### Task directions
Look through the records below and give the number of lines holding the string "Agency", nothing more.

Dataset rows
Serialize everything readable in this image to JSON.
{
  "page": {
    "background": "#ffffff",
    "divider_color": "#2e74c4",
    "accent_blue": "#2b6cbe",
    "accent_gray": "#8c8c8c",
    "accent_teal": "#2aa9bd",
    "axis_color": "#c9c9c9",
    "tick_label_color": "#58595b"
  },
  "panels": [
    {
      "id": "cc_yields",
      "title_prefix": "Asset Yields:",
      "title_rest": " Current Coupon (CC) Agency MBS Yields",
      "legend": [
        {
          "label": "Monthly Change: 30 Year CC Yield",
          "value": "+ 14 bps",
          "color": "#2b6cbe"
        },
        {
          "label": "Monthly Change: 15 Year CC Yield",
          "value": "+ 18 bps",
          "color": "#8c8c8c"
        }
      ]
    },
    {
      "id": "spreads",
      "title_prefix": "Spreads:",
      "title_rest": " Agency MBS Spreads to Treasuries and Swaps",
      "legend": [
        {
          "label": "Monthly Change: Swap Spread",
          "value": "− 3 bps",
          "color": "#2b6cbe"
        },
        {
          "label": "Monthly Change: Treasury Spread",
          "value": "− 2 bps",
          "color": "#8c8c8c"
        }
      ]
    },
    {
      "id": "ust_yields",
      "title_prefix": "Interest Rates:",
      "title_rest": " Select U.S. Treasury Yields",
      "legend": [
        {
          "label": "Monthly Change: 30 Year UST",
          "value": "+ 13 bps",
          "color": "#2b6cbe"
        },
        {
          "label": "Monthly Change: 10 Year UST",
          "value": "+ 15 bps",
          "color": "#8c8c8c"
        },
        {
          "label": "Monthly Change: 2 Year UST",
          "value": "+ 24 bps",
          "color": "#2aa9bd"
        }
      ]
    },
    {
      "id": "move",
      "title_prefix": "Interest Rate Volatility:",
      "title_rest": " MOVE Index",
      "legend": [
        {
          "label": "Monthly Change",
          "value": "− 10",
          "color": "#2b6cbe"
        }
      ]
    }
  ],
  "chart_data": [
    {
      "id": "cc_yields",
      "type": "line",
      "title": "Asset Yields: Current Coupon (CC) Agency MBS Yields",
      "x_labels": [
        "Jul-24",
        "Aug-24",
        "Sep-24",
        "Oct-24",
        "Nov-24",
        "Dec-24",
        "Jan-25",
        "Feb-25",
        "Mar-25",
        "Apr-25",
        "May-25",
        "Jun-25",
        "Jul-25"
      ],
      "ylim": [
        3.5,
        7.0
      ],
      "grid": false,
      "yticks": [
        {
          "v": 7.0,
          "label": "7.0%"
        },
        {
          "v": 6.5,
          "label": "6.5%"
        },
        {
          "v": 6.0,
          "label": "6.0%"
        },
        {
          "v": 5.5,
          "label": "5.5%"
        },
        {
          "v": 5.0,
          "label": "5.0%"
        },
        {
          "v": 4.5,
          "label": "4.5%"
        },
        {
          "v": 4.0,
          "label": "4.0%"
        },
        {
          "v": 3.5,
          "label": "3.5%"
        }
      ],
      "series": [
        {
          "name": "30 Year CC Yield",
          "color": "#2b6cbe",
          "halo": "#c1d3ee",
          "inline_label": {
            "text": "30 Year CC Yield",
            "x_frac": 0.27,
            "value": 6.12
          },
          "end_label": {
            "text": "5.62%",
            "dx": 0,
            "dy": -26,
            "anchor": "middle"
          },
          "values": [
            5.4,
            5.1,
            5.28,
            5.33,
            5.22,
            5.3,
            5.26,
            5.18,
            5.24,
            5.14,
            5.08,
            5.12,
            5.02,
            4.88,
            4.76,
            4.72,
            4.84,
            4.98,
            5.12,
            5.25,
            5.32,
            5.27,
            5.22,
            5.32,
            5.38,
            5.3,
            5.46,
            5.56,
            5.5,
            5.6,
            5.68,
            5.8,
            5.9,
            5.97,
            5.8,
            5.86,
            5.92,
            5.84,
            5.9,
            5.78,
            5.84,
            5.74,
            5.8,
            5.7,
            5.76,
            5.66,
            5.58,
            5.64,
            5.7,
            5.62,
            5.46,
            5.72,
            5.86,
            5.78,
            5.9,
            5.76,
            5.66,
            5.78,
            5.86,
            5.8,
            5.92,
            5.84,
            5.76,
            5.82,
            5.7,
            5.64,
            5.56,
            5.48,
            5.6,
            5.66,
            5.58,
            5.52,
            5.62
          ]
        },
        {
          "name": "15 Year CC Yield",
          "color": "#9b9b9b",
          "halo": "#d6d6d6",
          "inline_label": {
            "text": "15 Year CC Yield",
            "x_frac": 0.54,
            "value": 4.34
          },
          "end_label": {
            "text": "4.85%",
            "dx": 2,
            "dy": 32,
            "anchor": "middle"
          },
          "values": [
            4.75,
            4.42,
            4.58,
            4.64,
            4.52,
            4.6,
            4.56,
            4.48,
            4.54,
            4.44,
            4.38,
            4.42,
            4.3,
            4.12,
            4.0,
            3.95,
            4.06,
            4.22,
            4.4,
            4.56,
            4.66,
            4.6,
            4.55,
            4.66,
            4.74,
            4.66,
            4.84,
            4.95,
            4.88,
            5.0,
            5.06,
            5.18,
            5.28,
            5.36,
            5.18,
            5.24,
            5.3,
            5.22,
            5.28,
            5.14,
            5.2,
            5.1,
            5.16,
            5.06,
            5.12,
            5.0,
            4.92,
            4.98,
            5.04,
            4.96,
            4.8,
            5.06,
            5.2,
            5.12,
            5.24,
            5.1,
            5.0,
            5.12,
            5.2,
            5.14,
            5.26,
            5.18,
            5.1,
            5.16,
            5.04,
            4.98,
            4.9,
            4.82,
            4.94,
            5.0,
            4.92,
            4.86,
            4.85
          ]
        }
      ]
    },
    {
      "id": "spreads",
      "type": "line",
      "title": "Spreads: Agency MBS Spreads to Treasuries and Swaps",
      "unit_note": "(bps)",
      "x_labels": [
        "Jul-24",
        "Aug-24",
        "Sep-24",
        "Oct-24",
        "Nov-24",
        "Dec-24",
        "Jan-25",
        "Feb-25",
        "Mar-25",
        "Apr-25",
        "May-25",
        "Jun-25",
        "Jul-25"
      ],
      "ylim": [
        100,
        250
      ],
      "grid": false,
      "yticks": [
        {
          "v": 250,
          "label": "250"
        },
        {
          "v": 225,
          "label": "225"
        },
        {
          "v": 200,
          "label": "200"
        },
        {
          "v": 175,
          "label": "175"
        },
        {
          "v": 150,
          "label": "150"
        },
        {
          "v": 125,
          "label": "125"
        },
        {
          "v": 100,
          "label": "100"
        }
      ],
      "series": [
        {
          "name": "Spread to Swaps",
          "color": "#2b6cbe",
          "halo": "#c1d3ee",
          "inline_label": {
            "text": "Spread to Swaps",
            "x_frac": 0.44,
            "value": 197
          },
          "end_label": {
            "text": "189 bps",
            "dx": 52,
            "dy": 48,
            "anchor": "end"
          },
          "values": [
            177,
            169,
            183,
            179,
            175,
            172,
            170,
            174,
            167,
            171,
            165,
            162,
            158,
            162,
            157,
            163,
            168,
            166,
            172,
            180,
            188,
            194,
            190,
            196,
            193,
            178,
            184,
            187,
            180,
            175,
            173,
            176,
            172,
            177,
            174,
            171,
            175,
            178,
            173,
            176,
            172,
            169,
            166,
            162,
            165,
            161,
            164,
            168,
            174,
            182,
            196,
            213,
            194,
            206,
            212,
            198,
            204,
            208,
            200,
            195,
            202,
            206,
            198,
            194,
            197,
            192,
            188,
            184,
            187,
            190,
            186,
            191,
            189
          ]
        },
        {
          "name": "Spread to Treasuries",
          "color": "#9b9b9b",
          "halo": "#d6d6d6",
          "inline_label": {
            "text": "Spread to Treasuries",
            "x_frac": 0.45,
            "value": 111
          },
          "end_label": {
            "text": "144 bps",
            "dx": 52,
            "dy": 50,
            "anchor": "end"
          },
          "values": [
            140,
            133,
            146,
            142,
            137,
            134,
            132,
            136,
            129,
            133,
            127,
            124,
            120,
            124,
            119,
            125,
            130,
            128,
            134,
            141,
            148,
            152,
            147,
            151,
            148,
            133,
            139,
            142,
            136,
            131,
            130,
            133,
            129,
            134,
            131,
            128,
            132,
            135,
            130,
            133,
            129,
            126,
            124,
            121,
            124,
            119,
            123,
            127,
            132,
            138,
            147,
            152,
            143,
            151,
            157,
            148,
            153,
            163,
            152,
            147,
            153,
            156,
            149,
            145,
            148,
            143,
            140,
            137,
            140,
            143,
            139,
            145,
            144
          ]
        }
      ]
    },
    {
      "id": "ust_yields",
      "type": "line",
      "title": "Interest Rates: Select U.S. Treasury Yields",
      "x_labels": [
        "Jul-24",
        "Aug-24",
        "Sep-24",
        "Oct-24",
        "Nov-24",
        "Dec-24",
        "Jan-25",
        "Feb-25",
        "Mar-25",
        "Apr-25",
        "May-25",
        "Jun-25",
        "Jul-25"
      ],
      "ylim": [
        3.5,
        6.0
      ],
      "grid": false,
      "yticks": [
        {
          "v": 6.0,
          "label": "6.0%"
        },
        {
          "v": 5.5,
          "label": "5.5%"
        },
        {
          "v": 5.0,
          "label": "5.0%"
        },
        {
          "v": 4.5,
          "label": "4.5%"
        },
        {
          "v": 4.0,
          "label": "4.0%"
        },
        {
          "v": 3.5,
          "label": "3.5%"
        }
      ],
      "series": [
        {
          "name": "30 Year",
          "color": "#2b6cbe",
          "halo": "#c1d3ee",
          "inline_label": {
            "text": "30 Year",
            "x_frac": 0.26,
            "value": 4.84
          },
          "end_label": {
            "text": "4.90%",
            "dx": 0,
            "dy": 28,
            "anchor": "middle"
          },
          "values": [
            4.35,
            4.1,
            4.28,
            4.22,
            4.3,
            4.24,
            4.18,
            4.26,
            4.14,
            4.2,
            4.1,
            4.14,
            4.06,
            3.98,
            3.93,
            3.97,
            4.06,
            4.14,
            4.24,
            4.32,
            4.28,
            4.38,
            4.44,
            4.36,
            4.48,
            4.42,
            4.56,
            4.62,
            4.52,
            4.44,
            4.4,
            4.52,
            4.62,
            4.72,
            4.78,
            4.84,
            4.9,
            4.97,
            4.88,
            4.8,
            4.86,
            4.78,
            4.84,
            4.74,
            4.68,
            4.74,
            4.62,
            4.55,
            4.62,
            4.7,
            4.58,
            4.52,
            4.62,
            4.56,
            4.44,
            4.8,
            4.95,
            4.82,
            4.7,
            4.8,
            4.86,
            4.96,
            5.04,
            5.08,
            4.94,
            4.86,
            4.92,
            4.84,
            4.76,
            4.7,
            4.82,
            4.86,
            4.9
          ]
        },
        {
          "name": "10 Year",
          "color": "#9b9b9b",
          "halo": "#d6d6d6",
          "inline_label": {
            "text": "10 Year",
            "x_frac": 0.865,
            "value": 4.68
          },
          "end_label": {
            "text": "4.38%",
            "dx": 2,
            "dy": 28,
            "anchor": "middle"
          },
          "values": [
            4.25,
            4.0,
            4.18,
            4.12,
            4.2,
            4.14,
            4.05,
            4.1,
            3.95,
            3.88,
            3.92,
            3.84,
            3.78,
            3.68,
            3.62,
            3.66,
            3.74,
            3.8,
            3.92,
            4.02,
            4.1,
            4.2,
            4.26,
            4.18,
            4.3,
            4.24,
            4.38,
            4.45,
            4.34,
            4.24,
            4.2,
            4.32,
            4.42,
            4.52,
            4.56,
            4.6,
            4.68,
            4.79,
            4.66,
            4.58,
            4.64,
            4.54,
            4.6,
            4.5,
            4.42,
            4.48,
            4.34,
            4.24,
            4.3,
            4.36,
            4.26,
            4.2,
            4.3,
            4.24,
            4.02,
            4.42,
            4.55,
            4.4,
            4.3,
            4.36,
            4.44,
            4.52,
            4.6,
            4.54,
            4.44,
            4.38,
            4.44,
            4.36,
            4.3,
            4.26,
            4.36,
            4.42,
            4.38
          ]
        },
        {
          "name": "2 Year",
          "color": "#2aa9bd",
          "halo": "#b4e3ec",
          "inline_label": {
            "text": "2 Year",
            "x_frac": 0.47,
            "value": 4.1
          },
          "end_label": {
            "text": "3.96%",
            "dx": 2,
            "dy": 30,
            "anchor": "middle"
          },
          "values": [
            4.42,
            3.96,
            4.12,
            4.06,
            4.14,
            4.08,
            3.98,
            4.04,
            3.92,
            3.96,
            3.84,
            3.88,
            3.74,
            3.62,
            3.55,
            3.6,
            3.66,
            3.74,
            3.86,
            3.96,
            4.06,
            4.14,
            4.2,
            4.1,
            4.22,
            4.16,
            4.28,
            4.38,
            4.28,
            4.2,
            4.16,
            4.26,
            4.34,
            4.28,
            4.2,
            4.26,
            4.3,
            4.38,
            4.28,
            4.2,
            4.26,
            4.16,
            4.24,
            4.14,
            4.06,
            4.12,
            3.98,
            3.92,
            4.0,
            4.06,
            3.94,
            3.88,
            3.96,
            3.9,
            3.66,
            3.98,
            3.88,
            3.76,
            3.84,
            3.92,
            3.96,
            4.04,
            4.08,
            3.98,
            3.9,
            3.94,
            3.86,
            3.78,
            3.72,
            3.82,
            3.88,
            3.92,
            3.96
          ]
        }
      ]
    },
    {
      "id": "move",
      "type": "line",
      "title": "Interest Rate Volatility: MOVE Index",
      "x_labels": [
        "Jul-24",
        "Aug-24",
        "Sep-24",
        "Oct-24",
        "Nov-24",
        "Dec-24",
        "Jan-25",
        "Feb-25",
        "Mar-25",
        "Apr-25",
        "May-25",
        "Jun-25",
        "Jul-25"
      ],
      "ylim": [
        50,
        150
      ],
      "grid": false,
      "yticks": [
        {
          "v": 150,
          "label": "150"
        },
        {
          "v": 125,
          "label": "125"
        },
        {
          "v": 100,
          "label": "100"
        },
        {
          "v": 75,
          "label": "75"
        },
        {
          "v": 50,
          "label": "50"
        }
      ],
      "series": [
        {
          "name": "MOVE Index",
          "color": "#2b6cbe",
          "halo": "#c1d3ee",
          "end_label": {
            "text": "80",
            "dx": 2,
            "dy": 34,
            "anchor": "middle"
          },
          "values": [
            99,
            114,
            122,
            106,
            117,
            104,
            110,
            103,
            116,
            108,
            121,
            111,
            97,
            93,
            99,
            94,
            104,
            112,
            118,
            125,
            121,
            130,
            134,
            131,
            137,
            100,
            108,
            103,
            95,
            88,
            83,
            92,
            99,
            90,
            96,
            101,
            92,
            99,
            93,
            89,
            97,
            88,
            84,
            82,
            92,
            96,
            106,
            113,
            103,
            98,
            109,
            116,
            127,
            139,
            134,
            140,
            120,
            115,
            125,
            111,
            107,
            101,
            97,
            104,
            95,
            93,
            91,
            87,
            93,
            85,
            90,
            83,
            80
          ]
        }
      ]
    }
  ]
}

### Response below
4